Fragmento del documento:
***

Quince días después del secuestro, en un almuerzo con el genocida Jorge Rafael Videla, algunos escritores que seguían en el país, como el padre Leonardo Castellani, Alberto Ratti (presidente de la SADE), y Ernesto Sábato, consultaron por su paradero. Castellani, quien había sido maestro de Conti, lo volvió a ver secretamente en la cárcel de Villa Devoto, el 8 de julio de ese año, pero por la delicada salud del secuestrado no pudo hablar con él. En octubre de 1980 Videla declaró a la agencia EFE que «con toda certeza» Haroldo Conti estaba muerto.
El escritor y docente Mario Goloboff, nacido en el pueblo bonaerense de Carlos Casares, catorce años más chico que Conti, lo conoció en los años 70. Lo solía ver cada tanto en la mítica librería Jorge Álvarez. Junto a Ricardo Piglia compartieron charlas de literatura en una mesa de café, incluso, Conti fue jurado del Premio de Microcrítica, donde le dieron una mención de honor a Goloboff. En esa época lo empezó a leer con mucho interés, y publicó un largo trabajo en 1972 sobre su obra en la revista Nuevos Aires, que se titulaba premonitoriamente «Haroldo Conti y el padecimiento de la máscara». Goloboff advierte una insatisfacción que acompaña las idas y vueltas de «héroes» cuyas vidas no son heroicas, ni ejemplares, ni siquiera importantes: «hombres que no tienen nada que contar, como no sea la historia de algún otro o de algún barco; tipos que pueden cruzar la calle o no, torcer para cualquier lado. Los personajes de Conti son parias, abúlicos, desclasados, desapropiados, verdaderos desconocidos, inclusive para sí mismos», relata.

***

Filas proporcionadas:
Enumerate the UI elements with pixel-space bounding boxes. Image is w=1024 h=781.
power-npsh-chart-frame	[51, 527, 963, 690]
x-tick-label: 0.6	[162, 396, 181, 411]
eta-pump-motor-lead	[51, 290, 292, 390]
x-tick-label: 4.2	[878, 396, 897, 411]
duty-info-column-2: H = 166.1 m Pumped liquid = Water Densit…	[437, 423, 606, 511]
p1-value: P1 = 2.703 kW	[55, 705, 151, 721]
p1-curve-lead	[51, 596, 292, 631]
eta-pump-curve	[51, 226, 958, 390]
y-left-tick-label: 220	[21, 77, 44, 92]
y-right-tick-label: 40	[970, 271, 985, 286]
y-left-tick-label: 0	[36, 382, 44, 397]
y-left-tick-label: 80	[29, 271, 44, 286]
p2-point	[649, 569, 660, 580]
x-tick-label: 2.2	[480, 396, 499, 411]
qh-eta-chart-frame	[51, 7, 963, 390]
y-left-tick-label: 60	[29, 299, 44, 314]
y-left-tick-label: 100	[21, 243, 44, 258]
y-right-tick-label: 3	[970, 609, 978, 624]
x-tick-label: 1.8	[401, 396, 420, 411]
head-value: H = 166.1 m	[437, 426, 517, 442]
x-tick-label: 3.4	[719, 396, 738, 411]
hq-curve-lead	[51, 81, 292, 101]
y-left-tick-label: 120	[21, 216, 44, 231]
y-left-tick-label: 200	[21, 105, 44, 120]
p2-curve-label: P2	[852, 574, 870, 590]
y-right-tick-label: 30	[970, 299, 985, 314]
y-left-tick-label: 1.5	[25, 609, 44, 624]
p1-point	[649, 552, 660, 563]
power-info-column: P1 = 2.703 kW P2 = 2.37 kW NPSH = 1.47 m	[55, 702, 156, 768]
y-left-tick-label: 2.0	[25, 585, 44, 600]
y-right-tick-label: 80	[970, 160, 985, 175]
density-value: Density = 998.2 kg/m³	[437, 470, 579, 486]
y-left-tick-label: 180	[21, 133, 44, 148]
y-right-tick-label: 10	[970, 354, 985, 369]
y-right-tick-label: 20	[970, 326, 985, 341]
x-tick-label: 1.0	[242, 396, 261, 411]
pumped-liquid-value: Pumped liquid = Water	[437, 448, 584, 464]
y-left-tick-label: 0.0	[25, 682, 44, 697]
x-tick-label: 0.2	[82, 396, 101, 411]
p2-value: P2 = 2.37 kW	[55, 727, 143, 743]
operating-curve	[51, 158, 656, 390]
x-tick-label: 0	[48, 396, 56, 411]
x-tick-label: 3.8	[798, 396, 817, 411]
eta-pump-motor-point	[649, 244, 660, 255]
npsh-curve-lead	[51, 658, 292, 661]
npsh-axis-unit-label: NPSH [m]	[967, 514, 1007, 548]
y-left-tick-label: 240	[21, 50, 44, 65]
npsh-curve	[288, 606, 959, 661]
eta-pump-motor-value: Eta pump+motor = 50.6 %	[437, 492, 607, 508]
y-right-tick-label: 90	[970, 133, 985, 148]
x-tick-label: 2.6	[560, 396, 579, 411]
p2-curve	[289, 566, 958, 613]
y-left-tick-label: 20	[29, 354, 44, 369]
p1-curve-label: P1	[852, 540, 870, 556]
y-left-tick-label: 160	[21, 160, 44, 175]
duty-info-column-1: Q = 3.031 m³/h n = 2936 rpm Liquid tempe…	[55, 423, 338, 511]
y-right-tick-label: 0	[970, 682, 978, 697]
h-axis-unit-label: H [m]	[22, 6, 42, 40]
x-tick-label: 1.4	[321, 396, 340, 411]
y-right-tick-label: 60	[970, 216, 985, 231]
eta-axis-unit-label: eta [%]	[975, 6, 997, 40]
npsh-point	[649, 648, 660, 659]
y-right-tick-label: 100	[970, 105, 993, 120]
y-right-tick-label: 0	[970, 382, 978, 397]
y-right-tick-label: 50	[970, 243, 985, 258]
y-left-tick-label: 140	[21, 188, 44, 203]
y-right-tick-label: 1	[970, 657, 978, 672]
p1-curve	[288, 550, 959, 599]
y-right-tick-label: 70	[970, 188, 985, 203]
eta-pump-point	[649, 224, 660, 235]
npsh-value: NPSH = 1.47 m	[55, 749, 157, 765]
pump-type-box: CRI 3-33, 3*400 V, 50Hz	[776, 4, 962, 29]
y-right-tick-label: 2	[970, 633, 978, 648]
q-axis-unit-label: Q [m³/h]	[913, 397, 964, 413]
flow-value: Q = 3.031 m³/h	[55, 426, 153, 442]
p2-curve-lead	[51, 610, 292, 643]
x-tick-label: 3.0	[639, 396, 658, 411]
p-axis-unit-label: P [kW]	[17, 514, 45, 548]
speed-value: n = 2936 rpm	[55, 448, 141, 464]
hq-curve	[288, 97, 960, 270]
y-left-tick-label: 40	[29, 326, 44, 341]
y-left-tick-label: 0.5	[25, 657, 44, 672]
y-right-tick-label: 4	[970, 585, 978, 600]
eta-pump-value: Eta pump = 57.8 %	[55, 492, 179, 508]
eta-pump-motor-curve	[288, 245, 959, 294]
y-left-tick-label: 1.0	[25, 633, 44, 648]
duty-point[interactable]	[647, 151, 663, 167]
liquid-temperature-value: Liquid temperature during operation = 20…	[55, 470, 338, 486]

***

Tareas del ejercicio:
a – Indica si cada afirmación concuerda con el fragmento sobre Haroldo Conti. Responde sí o no y cita textualmente las palabras que lo deciden: (i) Castellani pudo hablar con Conti en la cárcel de Villa Devoto; (ii) Goloboff era catorce años menor que Conti; (iii) Goloboff publicó su trabajo sobre la obra de Conti en la revista Nuevos Aires en 1970.
b – Por favor, convierte en una lista breve el párrafo del fragmento sobre Haroldo Conti que empieza con «Quince días después del secuestro», conservando sus datos principales.

Soluciones por tarea:
a –
(i) No: «por la delicada salud del secuestrado no pudo hablar con él».
(ii) Sí: «catorce años más chico que Conti».
(iii) No: «publicó un largo trabajo en 1972 sobre su obra en la revista Nuevos Aires».

b –
- Quince días después del secuestro, en un almuerzo con el genocida Jorge Rafael Videla, los escritores Leonardo Castellani, Alberto Ratti (presidente de la SADE) y Ernesto Sábato preguntaron por el paradero de Conti.
- Castellani, que había sido maestro de Conti, lo vio en secreto en la cárcel de Villa Devoto el 8 de julio de ese año, pero no pudo hablar con él por su delicada salud.
- En octubre de 1980, Videla declaró a la agencia EFE que Conti estaba muerto «con toda certeza».